Page extract
-- Opening Marker --
At a time of extreme partisanship in our country and in the midst of what may be the most contentious presidential election in U.S. history, a congressional committee did something extraordinary: It issued a bipartisan and unanimous report on an extremely divisive issue. This issue is whether former National Security Agency technician Edward Snowden, who stole 1.5 million classified documents and leaked thousands to the news media, is a true whistleblower or a traitor.
The report by the House Permanent Select Committee on Intelligence (where I worked for five years) found what many of us have long argued: Snowden is not a whistleblower; he is a disgruntled former intelligence employee who did enormous damage to U.S. national security. Click here to read the unclassified summary of this report.
The House Intelligence Committee report could not be better timed, having come out the day before the opening of Oliver Stone’s hagiographic film Snowden and a new campaign by liberal groups and the news media to persuade President Obama to pardon Snowden for the contribution he supposedly made to the cause of protecting civil liberties.
-- Closing Marker --
Data excerpts
-- Opening Marker --
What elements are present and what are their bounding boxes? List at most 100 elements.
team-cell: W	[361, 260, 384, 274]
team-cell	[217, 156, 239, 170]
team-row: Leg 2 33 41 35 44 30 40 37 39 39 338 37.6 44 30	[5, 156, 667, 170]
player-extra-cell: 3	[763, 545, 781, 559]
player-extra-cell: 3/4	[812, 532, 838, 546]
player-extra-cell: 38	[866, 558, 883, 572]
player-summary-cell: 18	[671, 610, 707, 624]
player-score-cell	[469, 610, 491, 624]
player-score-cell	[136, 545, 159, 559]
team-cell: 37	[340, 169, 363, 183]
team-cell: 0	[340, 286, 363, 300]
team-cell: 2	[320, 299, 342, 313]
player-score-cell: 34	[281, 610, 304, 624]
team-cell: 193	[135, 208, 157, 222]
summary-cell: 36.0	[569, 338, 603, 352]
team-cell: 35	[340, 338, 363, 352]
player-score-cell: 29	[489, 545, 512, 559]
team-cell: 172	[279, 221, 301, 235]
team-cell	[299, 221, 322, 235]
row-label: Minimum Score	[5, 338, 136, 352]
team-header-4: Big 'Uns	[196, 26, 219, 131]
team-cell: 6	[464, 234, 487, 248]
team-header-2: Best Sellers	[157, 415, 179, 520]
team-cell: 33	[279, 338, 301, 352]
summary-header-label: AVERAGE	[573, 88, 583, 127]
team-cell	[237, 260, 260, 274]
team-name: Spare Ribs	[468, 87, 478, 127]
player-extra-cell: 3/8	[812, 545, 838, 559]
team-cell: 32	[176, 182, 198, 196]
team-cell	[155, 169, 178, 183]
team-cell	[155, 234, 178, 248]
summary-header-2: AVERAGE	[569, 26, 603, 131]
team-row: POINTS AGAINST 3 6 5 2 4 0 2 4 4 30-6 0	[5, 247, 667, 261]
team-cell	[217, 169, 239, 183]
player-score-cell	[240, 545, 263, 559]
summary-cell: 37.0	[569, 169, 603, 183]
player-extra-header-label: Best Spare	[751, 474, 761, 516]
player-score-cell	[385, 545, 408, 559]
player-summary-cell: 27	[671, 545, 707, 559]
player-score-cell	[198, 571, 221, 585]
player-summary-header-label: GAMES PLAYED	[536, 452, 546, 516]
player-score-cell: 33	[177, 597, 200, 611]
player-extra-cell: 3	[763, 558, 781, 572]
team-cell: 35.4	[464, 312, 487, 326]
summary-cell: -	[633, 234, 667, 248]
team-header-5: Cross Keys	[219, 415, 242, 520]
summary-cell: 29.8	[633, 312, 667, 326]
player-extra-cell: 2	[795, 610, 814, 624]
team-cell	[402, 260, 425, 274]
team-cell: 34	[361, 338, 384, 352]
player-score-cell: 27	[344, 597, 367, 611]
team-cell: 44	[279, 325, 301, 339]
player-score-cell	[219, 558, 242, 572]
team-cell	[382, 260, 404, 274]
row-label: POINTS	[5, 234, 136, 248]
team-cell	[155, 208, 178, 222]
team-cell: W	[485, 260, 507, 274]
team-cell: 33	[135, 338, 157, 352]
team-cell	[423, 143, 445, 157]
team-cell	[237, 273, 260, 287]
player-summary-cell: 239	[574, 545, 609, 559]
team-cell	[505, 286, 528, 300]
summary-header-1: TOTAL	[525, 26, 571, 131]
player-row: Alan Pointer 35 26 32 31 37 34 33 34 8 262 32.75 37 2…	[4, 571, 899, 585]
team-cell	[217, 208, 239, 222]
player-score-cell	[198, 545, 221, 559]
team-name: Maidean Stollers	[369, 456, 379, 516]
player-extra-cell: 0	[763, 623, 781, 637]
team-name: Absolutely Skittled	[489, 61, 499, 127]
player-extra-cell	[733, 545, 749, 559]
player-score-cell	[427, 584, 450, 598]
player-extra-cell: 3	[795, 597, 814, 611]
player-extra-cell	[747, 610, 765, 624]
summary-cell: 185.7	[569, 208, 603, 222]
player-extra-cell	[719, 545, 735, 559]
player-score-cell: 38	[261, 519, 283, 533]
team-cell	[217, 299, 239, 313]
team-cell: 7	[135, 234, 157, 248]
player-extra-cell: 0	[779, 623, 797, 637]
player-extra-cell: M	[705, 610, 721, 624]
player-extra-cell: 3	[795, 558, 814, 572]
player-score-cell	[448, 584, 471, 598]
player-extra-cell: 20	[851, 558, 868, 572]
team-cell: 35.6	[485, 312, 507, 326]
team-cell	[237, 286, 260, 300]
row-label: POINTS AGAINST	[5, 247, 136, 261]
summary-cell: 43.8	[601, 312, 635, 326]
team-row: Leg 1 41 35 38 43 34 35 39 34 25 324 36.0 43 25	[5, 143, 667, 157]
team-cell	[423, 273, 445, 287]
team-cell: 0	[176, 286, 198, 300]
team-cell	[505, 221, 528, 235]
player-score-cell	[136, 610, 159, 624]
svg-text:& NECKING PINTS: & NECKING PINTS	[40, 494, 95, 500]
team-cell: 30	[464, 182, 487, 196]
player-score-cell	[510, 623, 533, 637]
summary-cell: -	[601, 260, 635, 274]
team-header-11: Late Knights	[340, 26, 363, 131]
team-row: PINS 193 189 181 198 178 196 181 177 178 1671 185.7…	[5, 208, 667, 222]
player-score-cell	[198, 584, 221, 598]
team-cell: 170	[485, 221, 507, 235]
-- Closing Marker --
What the task requires
Write what comes next in the piece about the House Intelligence Committee's report on Edward Snowden, starting after its final sentence. The records have no connection to the piece about the Snowden report.

Written reply
The five findings in the committee report’s unclassified summary are stunning.
Snowden Caused Tremendous Damage to National Security.
The vast majority of the documents he stole have nothing to do with programs impacting individual privacy interests — they instead pertain to military, defense, and intelligence programs of great interest to America’s adversaries. Although many experts had already concluded this, the report added that the U.S. government has spent at least hundreds of millions of dollars and will eventually spend billions to counter the damage done by the Snowden leaks.
The most well-known Snowden disclosure concerned the NSA metadata program, which collects phone records but not the contents of phone calls. Although this program has long been overseen by the congressional intelligence committees and helped halt several terrorist attacks against the United States, Snowden’s leaks about it led to a hysterical and uninformed reaction by the press and some members of Congress that led Congress and President Obama to implement major restrictions, which have made this program much more difficult for intelligence officers to use to identify and track terrorist suspects.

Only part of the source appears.